▶ [Task requirements]: The data below must be copied in full and without any change.

▶ [Data extract]:
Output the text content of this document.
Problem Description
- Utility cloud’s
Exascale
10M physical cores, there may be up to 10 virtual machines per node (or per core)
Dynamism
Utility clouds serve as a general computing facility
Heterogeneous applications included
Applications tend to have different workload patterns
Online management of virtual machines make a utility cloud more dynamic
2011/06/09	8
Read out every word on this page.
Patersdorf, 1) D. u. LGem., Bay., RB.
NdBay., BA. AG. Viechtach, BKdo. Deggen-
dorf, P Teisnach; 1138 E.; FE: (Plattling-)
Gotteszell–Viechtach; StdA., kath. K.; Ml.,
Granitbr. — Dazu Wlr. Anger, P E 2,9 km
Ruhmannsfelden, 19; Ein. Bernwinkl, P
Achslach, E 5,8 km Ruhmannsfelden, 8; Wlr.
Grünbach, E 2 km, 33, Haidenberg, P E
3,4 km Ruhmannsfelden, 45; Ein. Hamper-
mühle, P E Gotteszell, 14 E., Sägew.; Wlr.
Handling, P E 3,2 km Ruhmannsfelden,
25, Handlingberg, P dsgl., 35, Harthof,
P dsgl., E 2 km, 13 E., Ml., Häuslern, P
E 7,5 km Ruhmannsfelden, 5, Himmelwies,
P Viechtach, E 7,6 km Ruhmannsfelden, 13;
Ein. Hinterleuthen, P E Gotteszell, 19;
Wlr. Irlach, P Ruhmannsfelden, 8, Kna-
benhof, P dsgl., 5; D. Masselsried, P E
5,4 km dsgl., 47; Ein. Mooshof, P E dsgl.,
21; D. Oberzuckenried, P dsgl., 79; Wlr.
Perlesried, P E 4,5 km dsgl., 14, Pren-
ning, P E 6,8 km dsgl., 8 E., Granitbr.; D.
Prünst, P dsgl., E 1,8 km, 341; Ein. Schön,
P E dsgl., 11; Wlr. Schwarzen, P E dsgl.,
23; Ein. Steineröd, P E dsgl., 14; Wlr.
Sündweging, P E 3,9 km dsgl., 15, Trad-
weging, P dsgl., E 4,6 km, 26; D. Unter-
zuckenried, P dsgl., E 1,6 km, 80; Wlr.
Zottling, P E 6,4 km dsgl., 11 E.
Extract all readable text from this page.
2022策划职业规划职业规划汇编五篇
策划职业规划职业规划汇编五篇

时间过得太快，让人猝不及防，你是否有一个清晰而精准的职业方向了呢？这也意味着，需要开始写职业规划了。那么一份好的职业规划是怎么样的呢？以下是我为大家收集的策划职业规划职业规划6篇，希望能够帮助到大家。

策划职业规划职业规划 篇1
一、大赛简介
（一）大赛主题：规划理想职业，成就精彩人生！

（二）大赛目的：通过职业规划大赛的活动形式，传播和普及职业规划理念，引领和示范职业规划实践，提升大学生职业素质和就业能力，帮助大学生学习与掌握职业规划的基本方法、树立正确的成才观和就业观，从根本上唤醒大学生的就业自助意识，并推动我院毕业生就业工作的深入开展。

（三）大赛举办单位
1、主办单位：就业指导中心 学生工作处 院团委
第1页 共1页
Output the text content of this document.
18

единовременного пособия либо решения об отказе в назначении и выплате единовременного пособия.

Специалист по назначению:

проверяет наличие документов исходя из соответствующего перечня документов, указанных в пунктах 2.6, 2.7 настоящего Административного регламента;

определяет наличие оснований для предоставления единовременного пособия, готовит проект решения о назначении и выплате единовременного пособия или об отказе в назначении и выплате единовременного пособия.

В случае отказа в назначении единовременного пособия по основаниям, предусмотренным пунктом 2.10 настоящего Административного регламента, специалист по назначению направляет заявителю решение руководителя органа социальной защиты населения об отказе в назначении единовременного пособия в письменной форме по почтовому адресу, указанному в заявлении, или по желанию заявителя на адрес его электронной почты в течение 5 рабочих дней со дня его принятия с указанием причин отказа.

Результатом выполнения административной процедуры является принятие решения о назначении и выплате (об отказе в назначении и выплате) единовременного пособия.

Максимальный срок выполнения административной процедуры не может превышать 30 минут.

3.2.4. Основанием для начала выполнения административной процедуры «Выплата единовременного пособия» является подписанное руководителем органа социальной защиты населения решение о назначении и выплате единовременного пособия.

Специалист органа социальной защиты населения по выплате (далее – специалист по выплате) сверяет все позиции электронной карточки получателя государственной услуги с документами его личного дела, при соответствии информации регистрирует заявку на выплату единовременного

▶ [Solved problem]:
Output the text content of this document.
Problem Description
- Utility cloud’s
Exascale
10M physical cores, there may be up to 10 virtual machines per node (or per core)
Dynamism
Utility clouds serve as a general computing facility
Heterogeneous applications included
Applications tend to have different workload patterns
Online management of virtual machines make a utility cloud more dynamic
2011/06/09	8
Read out every word on this page.
Patersdorf, 1) D. u. LGem., Bay., RB.
NdBay., BA. AG. Viechtach, BKdo. Deggen-
dorf, P Teisnach; 1138 E.; FE: (Plattling-)
Gotteszell–Viechtach; StdA., kath. K.; Ml.,
Granitbr. — Dazu Wlr. Anger, P E 2,9 km
Ruhmannsfelden, 19; Ein. Bernwinkl, P
Achslach, E 5,8 km Ruhmannsfelden, 8; Wlr.
Grünbach, E 2 km, 33, Haidenberg, P E
3,4 km Ruhmannsfelden, 45; Ein. Hamper-
mühle, P E Gotteszell, 14 E., Sägew.; Wlr.
Handling, P E 3,2 km Ruhmannsfelden,
25, Handlingberg, P dsgl., 35, Harthof,
P dsgl., E 2 km, 13 E., Ml., Häuslern, P
E 7,5 km Ruhmannsfelden, 5, Himmelwies,
P Viechtach, E 7,6 km Ruhmannsfelden, 13;
Ein. Hinterleuthen, P E Gotteszell, 19;
Wlr. Irlach, P Ruhmannsfelden, 8, Kna-
benhof, P dsgl., 5; D. Masselsried, P E
5,4 km dsgl., 47; Ein. Mooshof, P E dsgl.,
21; D. Oberzuckenried, P dsgl., 79; Wlr.
Perlesried, P E 4,5 km dsgl., 14, Pren-
ning, P E 6,8 km dsgl., 8 E., Granitbr.; D.
Prünst, P dsgl., E 1,8 km, 341; Ein. Schön,
P E dsgl., 11; Wlr. Schwarzen, P E dsgl.,
23; Ein. Steineröd, P E dsgl., 14; Wlr.
Sündweging, P E 3,9 km dsgl., 15, Trad-
weging, P dsgl., E 4,6 km, 26; D. Unter-
zuckenried, P dsgl., E 1,6 km, 80; Wlr.
Zottling, P E 6,4 km dsgl., 11 E.
Extract all readable text from this page.
2022策划职业规划职业规划汇编五篇
策划职业规划职业规划汇编五篇

时间过得太快，让人猝不及防，你是否有一个清晰而精准的职业方向了呢？这也意味着，需要开始写职业规划了。那么一份好的职业规划是怎么样的呢？以下是我为大家收集的策划职业规划职业规划6篇，希望能够帮助到大家。

策划职业规划职业规划 篇1
一、大赛简介
（一）大赛主题：规划理想职业，成就精彩人生！

（二）大赛目的：通过职业规划大赛的活动形式，传播和普及职业规划理念，引领和示范职业规划实践，提升大学生职业素质和就业能力，帮助大学生学习与掌握职业规划的基本方法、树立正确的成才观和就业观，从根本上唤醒大学生的就业自助意识，并推动我院毕业生就业工作的深入开展。

（三）大赛举办单位
1、主办单位：就业指导中心 学生工作处 院团委
第1页 共1页
Output the text content of this document.
18

единовременного пособия либо решения об отказе в назначении и выплате единовременного пособия.

Специалист по назначению:

проверяет наличие документов исходя из соответствующего перечня документов, указанных в пунктах 2.6, 2.7 настоящего Административного регламента;

определяет наличие оснований для предоставления единовременного пособия, готовит проект решения о назначении и выплате единовременного пособия или об отказе в назначении и выплате единовременного пособия.

В случае отказа в назначении единовременного пособия по основаниям, предусмотренным пунктом 2.10 настоящего Административного регламента, специалист по назначению направляет заявителю решение руководителя органа социальной защиты населения об отказе в назначении единовременного пособия в письменной форме по почтовому адресу, указанному в заявлении, или по желанию заявителя на адрес его электронной почты в течение 5 рабочих дней со дня его принятия с указанием причин отказа.

Результатом выполнения административной процедуры является принятие решения о назначении и выплате (об отказе в назначении и выплате) единовременного пособия.

Максимальный срок выполнения административной процедуры не может превышать 30 минут.

3.2.4. Основанием для начала выполнения административной процедуры «Выплата единовременного пособия» является подписанное руководителем органа социальной защиты населения решение о назначении и выплате единовременного пособия.

Специалист органа социальной защиты населения по выплате (далее – специалист по выплате) сверяет все позиции электронной карточки получателя государственной услуги с документами его личного дела, при соответствии информации регистрирует заявку на выплату единовременного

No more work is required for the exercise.